▸ **Annotated element listings**
--- BEGIN ---
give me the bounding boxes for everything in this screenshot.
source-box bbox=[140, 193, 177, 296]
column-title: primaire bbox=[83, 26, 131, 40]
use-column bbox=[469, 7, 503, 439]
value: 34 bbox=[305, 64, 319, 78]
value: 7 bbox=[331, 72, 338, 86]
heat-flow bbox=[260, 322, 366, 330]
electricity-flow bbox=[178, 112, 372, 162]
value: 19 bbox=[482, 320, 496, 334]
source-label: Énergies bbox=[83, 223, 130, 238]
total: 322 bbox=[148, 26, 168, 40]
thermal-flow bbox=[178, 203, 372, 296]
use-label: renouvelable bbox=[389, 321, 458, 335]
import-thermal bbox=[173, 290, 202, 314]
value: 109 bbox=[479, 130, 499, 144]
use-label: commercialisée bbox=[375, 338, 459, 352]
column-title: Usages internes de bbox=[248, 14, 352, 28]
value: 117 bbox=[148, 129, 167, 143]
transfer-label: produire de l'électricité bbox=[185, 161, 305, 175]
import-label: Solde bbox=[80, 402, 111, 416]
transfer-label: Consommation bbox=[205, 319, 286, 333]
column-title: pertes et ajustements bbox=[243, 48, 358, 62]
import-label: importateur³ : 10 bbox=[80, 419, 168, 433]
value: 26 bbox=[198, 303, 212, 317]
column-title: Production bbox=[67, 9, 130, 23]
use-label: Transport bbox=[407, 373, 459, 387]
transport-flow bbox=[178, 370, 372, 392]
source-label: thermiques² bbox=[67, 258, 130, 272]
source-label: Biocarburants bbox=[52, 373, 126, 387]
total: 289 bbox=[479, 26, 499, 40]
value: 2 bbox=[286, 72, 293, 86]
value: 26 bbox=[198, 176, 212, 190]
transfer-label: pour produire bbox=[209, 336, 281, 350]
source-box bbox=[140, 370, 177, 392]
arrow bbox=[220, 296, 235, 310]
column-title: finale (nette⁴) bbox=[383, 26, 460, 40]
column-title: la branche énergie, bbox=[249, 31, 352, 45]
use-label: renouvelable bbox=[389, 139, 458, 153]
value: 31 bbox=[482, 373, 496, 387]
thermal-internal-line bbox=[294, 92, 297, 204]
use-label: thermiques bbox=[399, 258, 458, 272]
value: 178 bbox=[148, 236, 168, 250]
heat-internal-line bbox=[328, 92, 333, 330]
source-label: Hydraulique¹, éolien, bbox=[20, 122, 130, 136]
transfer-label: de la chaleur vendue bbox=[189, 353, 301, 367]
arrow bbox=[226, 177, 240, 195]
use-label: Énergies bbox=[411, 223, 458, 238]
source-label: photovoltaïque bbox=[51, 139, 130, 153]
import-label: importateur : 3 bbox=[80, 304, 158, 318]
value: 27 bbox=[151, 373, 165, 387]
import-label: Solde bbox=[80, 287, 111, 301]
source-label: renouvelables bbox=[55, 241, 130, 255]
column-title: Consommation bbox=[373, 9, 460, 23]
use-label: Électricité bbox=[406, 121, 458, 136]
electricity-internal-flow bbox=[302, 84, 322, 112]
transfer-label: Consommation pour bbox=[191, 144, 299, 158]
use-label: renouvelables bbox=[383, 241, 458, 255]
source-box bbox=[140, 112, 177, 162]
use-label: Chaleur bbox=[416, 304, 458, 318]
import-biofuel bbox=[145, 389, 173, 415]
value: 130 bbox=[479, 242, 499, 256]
--- END ---
▸ **Your instructions**
In the rows above, replace every "source-box" with "source-node" and write the rows out again with nothing else changed.

▸ **Written solution**
give me the bounding boxes for everything in this screenshot.
source-node bbox=[140, 193, 177, 296]
column-title: primaire bbox=[83, 26, 131, 40]
use-column bbox=[469, 7, 503, 439]
value: 34 bbox=[305, 64, 319, 78]
value: 7 bbox=[331, 72, 338, 86]
heat-flow bbox=[260, 322, 366, 330]
electricity-flow bbox=[178, 112, 372, 162]
value: 19 bbox=[482, 320, 496, 334]
source-label: Énergies bbox=[83, 223, 130, 238]
total: 322 bbox=[148, 26, 168, 40]
thermal-flow bbox=[178, 203, 372, 296]
use-label: renouvelable bbox=[389, 321, 458, 335]
import-thermal bbox=[173, 290, 202, 314]
value: 109 bbox=[479, 130, 499, 144]
use-label: commercialisée bbox=[375, 338, 459, 352]
column-title: Usages internes de bbox=[248, 14, 352, 28]
value: 117 bbox=[148, 129, 167, 143]
transfer-label: produire de l'électricité bbox=[185, 161, 305, 175]
import-label: Solde bbox=[80, 402, 111, 416]
transfer-label: Consommation bbox=[205, 319, 286, 333]
column-title: pertes et ajustements bbox=[243, 48, 358, 62]
import-label: importateur³ : 10 bbox=[80, 419, 168, 433]
value: 26 bbox=[198, 303, 212, 317]
column-title: Production bbox=[67, 9, 130, 23]
use-label: Transport bbox=[407, 373, 459, 387]
transport-flow bbox=[178, 370, 372, 392]
source-label: thermiques² bbox=[67, 258, 130, 272]
source-label: Biocarburants bbox=[52, 373, 126, 387]
total: 289 bbox=[479, 26, 499, 40]
value: 2 bbox=[286, 72, 293, 86]
value: 26 bbox=[198, 176, 212, 190]
transfer-label: pour produire bbox=[209, 336, 281, 350]
source-node bbox=[140, 370, 177, 392]
arrow bbox=[220, 296, 235, 310]
column-title: finale (nette⁴) bbox=[383, 26, 460, 40]
column-title: la branche énergie, bbox=[249, 31, 352, 45]
use-label: renouvelable bbox=[389, 139, 458, 153]
value: 31 bbox=[482, 373, 496, 387]
thermal-internal-line bbox=[294, 92, 297, 204]
use-label: thermiques bbox=[399, 258, 458, 272]
value: 178 bbox=[148, 236, 168, 250]
heat-internal-line bbox=[328, 92, 333, 330]
source-label: Hydraulique¹, éolien, bbox=[20, 122, 130, 136]
transfer-label: de la chaleur vendue bbox=[189, 353, 301, 367]
arrow bbox=[226, 177, 240, 195]
use-label: Énergies bbox=[411, 223, 458, 238]
source-label: photovoltaïque bbox=[51, 139, 130, 153]
import-label: importateur : 3 bbox=[80, 304, 158, 318]
value: 27 bbox=[151, 373, 165, 387]
import-label: Solde bbox=[80, 287, 111, 301]
source-label: renouvelables bbox=[55, 241, 130, 255]
column-title: Consommation bbox=[373, 9, 460, 23]
use-label: Électricité bbox=[406, 121, 458, 136]
electricity-internal-flow bbox=[302, 84, 322, 112]
transfer-label: Consommation pour bbox=[191, 144, 299, 158]
use-label: renouvelables bbox=[383, 241, 458, 255]
source-node bbox=[140, 112, 177, 162]
use-label: Chaleur bbox=[416, 304, 458, 318]
import-biofuel bbox=[145, 389, 173, 415]
value: 130 bbox=[479, 242, 499, 256]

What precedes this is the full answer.